Caching and Incremental Analysis

:::info Implementation detail This page describes how the engine caches and does incremental analysis internally. As a library user you only control behavior via config (run_options.disable_cache, run_options.incremental); you do not interact with cache structures or keys directly. For the public API see Rust API and Configuration. :::

Caching and Incremental Analysis

The engine can cache full analysis results to disk and use incremental parsing to skip unchanged files on the next run. This reduces latency for repeated analyses (e.g. in CI or local iterations).

Overview

Cache: Graphs and derived indices are serialized with bincode and stored under a project- and config-specific key. The next run with the same key can load from cache instead of rebuilding.
Cache key: Derived from git commit hash (if in a repo) or from a content hash of source files plus config (grouping, exclude patterns, language). Key changes invalidate the cache.
Incremental: When enabled with cache, the engine keeps an incremental parse state (file path → content hash, content hash → parse result). Only files whose content hash changed are re-parsed; results are merged with cached parse data for unchanged files, then graphs and derived indices are recomputed.

You control caching and incremental behavior via configuration (run_options.cache, run_options.incremental) and, when using the loader/FFI, the equivalent JSON options.

Cache Location

Default: ~/.cache/arxo/analysis/ (or the platform equivalent, e.g. dirs::cache_dir()).
Override: Set ARCH0_CACHE_DIR to a directory path. The engine creates {ARCH0_CACHE_DIR}/{project_hash}/{cache_key}/ for each project and key.

Project hash: SHA-256 of the canonical project path. Cache key: SHA-256 of (commit or content hash + grouping config + language + exclude patterns). So each distinct project and each distinct config get a separate cache entry.

***

[SET EXERCISE A]:
Reproduce, unchanged, everything in the listing from the line containing "dot-leader [112,415,415,417]" down to the line containing "dot-leader [225,350,413,352]", including both of those lines.

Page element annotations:
***

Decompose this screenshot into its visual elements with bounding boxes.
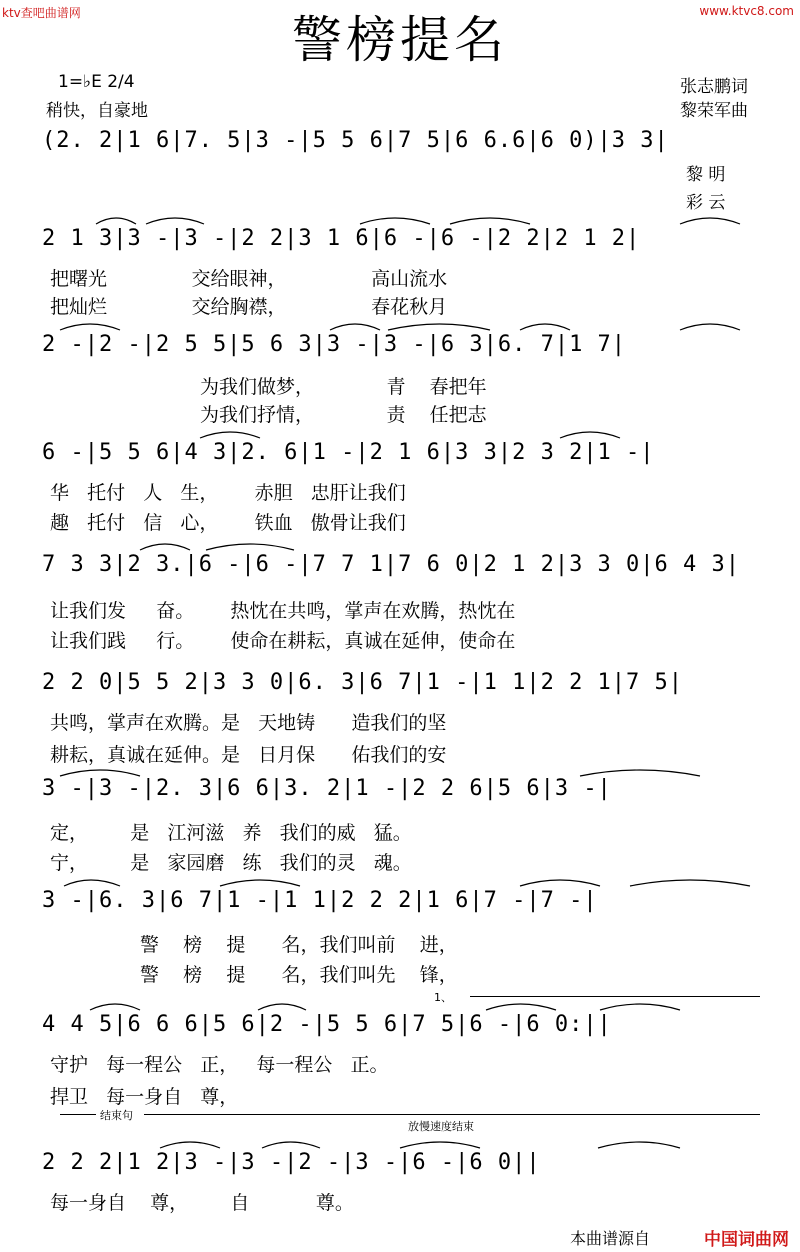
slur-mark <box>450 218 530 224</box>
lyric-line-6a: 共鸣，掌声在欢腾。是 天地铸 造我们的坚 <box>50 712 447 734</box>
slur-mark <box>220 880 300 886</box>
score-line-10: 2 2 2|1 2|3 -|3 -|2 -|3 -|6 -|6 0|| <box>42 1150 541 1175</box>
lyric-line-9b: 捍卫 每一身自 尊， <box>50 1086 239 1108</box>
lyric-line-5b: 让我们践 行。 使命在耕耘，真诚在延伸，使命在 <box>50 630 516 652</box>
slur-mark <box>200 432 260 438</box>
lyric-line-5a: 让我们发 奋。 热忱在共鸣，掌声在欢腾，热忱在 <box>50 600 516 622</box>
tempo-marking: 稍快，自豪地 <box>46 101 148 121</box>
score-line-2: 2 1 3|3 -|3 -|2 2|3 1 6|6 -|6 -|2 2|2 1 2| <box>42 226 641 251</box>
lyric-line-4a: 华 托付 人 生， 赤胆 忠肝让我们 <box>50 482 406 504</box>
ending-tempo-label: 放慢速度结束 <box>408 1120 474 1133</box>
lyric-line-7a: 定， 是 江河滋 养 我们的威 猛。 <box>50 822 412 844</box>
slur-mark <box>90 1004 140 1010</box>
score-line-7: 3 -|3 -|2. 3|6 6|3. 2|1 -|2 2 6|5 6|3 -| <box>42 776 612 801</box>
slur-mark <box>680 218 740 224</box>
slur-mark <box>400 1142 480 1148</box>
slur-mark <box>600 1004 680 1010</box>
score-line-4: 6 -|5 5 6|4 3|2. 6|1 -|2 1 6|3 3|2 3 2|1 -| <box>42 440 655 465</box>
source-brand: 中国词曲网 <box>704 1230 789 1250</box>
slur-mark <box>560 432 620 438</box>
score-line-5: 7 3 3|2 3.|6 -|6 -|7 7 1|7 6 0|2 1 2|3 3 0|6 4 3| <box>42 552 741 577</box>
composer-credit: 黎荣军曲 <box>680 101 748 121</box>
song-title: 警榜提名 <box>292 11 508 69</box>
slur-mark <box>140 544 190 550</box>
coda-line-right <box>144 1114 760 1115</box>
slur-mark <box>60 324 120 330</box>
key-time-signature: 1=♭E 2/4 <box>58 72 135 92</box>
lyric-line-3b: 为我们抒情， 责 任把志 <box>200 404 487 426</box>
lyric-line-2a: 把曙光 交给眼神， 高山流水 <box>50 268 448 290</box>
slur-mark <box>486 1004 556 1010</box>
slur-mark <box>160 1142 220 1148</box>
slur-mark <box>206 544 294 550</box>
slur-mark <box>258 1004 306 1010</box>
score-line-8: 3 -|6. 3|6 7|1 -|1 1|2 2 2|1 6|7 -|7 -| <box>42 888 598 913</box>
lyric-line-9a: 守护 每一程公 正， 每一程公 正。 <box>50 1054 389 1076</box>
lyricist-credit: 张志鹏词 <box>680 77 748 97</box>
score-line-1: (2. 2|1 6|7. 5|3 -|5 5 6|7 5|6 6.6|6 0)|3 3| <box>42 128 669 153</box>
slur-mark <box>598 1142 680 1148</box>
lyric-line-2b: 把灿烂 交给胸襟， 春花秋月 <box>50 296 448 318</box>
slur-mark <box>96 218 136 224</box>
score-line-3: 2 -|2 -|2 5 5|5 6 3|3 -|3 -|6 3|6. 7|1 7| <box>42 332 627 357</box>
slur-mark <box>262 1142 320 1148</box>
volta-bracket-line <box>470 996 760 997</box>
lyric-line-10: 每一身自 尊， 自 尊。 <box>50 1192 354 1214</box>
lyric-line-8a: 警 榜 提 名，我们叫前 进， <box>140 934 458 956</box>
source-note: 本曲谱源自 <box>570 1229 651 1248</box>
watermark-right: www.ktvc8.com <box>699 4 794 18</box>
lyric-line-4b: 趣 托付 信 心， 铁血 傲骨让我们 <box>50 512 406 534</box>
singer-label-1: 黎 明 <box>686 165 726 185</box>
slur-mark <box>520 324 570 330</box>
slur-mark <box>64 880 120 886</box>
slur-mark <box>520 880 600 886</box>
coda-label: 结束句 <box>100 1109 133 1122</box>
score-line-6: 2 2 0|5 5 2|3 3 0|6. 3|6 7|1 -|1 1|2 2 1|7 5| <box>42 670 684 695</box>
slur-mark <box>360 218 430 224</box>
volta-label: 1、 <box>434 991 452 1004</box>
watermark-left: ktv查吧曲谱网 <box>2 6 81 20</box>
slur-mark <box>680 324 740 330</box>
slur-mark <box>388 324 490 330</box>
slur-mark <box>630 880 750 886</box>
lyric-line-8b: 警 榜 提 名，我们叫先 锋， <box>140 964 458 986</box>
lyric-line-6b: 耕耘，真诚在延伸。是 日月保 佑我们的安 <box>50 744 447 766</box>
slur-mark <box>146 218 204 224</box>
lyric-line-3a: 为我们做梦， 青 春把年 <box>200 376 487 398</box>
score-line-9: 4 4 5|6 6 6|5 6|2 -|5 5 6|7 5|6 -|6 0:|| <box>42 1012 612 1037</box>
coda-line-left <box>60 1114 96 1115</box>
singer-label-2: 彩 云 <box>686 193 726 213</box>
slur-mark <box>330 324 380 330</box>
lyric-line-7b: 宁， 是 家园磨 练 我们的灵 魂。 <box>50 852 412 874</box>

***

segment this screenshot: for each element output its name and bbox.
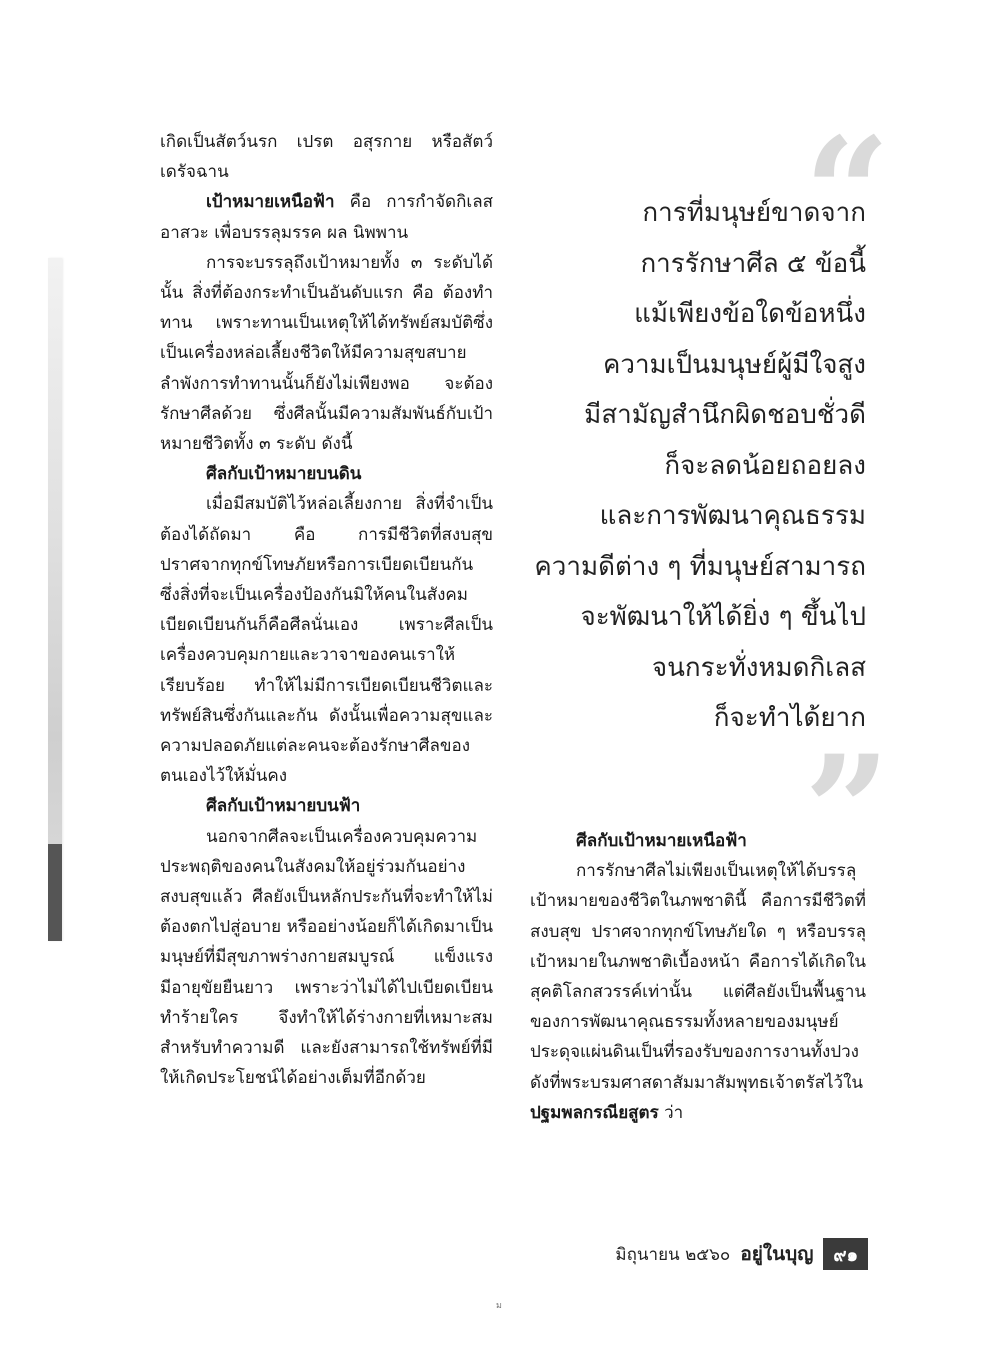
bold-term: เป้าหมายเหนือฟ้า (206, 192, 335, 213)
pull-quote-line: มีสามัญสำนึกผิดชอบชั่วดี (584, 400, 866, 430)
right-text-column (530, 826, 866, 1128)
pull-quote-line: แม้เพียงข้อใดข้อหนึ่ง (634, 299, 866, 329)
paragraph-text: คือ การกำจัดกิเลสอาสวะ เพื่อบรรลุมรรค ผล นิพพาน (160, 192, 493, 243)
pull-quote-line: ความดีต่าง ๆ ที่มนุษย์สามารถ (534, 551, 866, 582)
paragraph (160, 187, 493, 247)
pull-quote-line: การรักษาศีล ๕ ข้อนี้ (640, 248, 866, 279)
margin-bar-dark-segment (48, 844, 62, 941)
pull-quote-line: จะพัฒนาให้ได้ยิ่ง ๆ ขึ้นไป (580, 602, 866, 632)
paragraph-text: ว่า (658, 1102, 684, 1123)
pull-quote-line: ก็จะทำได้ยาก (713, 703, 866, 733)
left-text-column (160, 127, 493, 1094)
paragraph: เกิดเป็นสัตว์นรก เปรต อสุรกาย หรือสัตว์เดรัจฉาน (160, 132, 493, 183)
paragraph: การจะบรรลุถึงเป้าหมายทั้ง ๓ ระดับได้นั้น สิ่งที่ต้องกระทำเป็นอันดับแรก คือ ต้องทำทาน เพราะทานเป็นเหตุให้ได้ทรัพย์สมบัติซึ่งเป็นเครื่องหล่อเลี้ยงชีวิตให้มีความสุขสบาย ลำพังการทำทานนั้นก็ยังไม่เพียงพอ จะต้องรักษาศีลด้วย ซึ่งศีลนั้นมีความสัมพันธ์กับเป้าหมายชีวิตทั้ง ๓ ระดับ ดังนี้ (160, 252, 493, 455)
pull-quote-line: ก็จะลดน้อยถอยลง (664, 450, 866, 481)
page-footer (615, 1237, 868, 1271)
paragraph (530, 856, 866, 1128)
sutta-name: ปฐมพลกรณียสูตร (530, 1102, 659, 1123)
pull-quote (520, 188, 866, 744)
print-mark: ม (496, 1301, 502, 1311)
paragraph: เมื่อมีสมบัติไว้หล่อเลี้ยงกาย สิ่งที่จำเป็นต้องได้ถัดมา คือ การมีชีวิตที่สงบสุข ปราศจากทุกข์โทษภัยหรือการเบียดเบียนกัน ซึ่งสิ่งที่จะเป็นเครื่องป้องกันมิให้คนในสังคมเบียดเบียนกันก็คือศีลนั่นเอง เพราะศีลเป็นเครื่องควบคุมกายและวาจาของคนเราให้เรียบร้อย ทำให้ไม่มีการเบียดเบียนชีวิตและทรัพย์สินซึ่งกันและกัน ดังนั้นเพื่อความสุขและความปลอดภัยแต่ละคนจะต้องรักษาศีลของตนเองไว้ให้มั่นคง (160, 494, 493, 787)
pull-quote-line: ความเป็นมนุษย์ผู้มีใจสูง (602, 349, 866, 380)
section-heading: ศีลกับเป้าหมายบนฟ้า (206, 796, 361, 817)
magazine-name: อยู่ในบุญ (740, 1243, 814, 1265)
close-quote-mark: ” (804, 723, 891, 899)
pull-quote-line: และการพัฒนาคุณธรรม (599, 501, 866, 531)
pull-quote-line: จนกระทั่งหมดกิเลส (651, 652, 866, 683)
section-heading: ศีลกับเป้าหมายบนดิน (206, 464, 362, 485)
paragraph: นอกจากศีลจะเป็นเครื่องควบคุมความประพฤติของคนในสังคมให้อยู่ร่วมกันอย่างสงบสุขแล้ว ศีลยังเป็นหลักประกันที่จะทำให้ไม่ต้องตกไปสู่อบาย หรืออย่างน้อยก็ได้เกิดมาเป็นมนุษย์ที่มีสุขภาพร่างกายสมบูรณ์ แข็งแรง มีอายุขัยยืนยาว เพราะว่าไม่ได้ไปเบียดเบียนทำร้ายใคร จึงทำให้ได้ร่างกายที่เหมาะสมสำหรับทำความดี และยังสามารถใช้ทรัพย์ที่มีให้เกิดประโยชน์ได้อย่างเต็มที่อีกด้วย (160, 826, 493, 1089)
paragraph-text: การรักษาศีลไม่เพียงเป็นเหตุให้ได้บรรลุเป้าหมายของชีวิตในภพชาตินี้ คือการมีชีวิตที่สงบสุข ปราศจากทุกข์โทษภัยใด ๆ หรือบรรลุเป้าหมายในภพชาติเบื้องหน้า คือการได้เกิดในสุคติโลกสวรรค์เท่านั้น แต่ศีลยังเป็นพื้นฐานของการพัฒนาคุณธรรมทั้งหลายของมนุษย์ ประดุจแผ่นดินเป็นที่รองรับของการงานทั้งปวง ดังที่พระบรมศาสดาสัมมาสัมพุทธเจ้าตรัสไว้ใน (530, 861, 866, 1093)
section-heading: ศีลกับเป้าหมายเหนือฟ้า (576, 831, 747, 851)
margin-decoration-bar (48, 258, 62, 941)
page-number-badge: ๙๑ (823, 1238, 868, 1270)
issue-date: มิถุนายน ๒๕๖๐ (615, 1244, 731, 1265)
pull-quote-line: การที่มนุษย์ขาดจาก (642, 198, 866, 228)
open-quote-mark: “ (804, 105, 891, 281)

***

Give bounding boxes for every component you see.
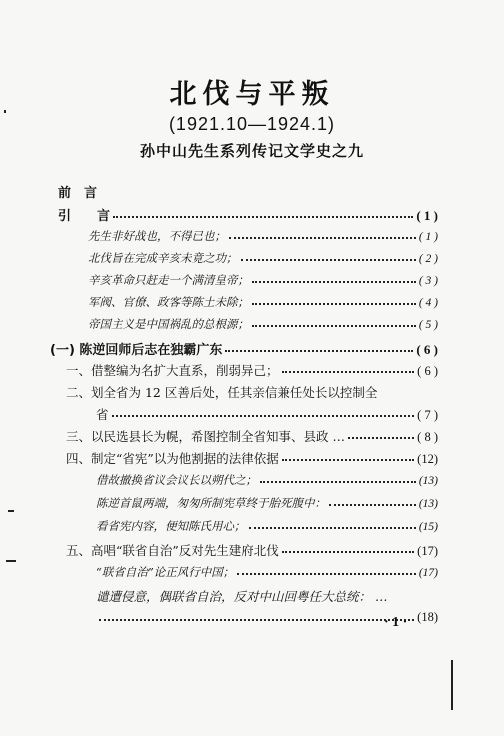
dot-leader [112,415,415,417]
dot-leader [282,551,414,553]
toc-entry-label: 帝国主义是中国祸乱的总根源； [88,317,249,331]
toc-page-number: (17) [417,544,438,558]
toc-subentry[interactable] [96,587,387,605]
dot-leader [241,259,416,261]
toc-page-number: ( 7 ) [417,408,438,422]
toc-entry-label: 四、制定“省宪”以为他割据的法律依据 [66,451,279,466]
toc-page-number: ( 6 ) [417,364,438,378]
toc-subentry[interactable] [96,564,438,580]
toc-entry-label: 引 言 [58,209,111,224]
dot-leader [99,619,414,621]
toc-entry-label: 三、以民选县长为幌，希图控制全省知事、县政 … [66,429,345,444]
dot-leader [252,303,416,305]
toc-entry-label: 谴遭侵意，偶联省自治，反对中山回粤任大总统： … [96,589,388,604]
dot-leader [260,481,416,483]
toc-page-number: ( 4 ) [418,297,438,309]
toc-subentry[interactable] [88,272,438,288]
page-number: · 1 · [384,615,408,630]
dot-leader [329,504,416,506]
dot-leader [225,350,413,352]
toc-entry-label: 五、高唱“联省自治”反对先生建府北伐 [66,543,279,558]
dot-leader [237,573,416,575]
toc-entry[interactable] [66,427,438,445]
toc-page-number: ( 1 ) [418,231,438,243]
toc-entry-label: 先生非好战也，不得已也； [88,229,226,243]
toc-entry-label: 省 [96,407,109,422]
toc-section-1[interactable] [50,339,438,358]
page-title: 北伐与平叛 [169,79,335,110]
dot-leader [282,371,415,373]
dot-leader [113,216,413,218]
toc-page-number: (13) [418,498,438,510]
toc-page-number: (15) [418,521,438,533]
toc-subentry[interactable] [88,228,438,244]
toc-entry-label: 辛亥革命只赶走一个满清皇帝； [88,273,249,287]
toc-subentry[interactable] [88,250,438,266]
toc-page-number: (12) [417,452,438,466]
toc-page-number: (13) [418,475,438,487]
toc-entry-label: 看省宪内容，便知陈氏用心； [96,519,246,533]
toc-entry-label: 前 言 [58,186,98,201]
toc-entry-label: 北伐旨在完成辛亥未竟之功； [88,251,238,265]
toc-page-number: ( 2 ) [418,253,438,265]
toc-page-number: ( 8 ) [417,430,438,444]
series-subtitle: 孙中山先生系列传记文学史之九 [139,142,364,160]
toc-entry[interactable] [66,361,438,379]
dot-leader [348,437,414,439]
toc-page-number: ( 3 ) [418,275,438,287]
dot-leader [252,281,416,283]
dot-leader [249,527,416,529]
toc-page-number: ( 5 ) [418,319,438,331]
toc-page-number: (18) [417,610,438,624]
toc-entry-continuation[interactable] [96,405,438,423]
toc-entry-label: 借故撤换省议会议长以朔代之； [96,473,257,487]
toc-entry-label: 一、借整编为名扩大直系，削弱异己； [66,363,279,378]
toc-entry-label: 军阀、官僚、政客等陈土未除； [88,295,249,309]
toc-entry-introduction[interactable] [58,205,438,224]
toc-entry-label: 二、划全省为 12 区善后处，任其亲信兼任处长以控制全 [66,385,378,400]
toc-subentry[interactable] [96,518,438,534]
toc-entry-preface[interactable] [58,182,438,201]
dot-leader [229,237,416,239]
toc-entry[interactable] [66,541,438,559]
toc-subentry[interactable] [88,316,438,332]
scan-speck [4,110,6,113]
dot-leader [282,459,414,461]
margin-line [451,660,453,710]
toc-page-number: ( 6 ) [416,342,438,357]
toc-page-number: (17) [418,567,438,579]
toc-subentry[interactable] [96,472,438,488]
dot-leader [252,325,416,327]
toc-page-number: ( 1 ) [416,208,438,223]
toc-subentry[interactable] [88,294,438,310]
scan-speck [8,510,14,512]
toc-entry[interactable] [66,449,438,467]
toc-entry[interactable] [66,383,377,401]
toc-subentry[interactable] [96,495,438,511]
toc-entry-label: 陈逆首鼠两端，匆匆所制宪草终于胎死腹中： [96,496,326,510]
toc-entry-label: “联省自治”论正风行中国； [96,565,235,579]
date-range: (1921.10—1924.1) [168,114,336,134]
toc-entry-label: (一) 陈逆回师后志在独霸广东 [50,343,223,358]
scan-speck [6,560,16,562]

***

[SET EXERCISE B]:
Continue the page on caching and incremental analysis from where it stops.

[RIGHT ANSWER A]:
dot-leader [112,415,415,417]
dot-leader [282,551,414,553]
toc-entry-label: 帝国主义是中国祸乱的总根源； [88,317,249,331]
toc-page-number: (17) [417,544,438,558]
toc-subentry[interactable] [96,587,387,605]
dot-leader [241,259,416,261]
toc-page-number: ( 7 ) [417,408,438,422]
toc-entry-label: 四、制定“省宪”以为他割据的法律依据 [66,451,279,466]
toc-page-number: ( 6 ) [417,364,438,378]
toc-subentry[interactable] [96,564,438,580]
toc-entry-label: 引 言 [58,209,111,224]
dot-leader [99,619,414,621]
toc-entry-label: 三、以民选县长为幌，希图控制全省知事、县政 … [66,429,345,444]
dot-leader [252,303,416,305]
toc-entry-label: 谴遭侵意，偶联省自治，反对中山回粤任大总统： … [96,589,388,604]
dot-leader [260,481,416,483]
toc-page-number: ( 4 ) [418,297,438,309]
toc-subentry[interactable] [88,272,438,288]
page-number: · 1 · [384,615,408,630]
dot-leader [329,504,416,506]
dot-leader [225,350,413,352]

[RIGHT ANSWER B]:
What Gets Cached

The CachedAnalysis payload includes:

Version: Engine/arxo version string; used to reject caches from incompatible versions.
Cache key and timestamp.
Graphs: Import graph, call graph, entity graph, type graph (serialized form).
Derived indices: SCC DAG, call SCC DAG, reachability, call reachability, call dependencies, effect index.
Git history (optional): If git history was built, it can be stored so the next run skips git parsing.

When cache is enabled and a valid entry exists for the current key, the engine loads this payload and uses it to satisfy DataStore accessors instead of building from source.

Incremental Parse State

IncrementalParseState is stored alongside CachedAnalysis (in the same cache entry directory):

Version: Same compatibility check as above.
file_index: Map from NodeId (file path) to content hash (e.g. XXH64). Tracks which file had which content when we last parsed.
parse_cache: Map from content hash to FullParseResult (imports, exports, calls). Reusing the same hash avoids re-parsing the same content.

On the next run with incremental enabled:

For each file that might be parsed, compute its current content hash.
If the hash is in parse_cache, reuse the stored FullParseResult (no parser call).
If the hash is new or missing, parse the file and store the result in parse_cache and update file_index.
Merge all parse results (reused + new) and build graphs and derived indices as usual.
Persist updated CachedAnalysis and IncrementalParseState for the next run.

So incremental only skips parsing for unchanged files; graph and index construction still runs, but from a mix of cached parse results and new ones. Full cache load (no incremental) skips both parsing and graph building when the key matches.

Cache Key Construction

CacheKeyBuilder (engine internal) builds the key from:

Project path
Grouping config: group_by, group_depth (see configuration)
Exclude patterns: Order-sensitive list
Language: e.g. Language::TypeScript, Language::Rust

Inputs to the hash:

If the project is a git repo: git HEAD commit + config (grouping, language, excludes). Any commit or config change produces a new key.
If not git: content hash of all relevant source files (by extension for the chosen language, respecting excludes) + same config. Any file or config change produces a new key.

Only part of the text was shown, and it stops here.